WHAT YOU WILL DO: Do any lines in the data below contain "metal"? If so, copy every one of them.

TASK INPUTS:
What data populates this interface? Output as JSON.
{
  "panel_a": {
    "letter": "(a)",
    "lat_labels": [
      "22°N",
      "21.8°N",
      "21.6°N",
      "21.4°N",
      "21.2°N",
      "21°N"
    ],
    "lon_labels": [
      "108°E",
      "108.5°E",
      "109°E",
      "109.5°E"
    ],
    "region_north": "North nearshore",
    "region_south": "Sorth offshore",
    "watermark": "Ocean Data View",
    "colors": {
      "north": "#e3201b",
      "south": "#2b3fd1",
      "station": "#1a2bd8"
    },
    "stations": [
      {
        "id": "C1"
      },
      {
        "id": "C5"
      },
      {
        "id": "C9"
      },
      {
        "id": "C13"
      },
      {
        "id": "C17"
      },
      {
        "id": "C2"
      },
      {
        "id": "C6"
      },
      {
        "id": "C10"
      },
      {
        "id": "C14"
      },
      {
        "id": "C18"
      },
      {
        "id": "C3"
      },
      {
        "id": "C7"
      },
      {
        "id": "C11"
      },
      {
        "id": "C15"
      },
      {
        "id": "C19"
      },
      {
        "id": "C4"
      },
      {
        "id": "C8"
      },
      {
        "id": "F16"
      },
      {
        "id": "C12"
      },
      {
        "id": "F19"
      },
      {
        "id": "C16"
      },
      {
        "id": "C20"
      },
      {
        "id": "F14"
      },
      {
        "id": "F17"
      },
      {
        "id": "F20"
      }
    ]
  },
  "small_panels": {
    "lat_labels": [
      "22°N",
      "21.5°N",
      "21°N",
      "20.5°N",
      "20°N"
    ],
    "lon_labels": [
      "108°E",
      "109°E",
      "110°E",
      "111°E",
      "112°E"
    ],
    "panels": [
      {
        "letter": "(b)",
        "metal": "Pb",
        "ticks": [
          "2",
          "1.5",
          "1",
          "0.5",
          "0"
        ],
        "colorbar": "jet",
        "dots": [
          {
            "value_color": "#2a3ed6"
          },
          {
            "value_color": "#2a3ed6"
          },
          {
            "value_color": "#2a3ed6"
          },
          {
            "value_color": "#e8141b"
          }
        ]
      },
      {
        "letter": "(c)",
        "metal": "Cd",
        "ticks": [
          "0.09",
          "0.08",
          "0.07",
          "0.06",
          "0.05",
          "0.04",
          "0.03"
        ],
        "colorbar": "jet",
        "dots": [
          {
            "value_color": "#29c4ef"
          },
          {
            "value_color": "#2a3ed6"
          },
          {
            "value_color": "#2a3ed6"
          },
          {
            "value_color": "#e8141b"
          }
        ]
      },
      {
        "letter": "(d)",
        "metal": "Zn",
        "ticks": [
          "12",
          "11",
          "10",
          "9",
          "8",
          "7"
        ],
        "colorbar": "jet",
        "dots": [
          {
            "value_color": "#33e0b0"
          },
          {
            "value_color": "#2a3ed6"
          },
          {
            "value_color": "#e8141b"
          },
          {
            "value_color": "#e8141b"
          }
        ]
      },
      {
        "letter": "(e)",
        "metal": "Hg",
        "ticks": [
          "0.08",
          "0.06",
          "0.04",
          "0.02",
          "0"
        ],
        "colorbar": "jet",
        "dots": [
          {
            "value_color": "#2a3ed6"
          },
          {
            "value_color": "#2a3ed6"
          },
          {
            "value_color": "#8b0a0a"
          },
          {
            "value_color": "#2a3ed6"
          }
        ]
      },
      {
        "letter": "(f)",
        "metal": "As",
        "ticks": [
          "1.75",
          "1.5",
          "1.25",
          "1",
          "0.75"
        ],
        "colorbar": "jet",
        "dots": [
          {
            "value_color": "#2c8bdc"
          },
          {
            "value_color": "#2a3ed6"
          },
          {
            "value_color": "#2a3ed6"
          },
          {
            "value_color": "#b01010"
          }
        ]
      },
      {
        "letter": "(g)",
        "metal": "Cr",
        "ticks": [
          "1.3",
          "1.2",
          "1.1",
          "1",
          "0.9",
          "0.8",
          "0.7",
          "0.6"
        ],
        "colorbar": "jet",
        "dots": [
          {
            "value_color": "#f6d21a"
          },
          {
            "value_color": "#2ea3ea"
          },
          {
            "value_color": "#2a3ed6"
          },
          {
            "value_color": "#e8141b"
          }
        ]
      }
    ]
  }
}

ANSWER:
        "metal": "Pb",
        "metal": "Cd",
        "metal": "Zn",
        "metal": "Hg",
        "metal": "As",
        "metal": "Cr",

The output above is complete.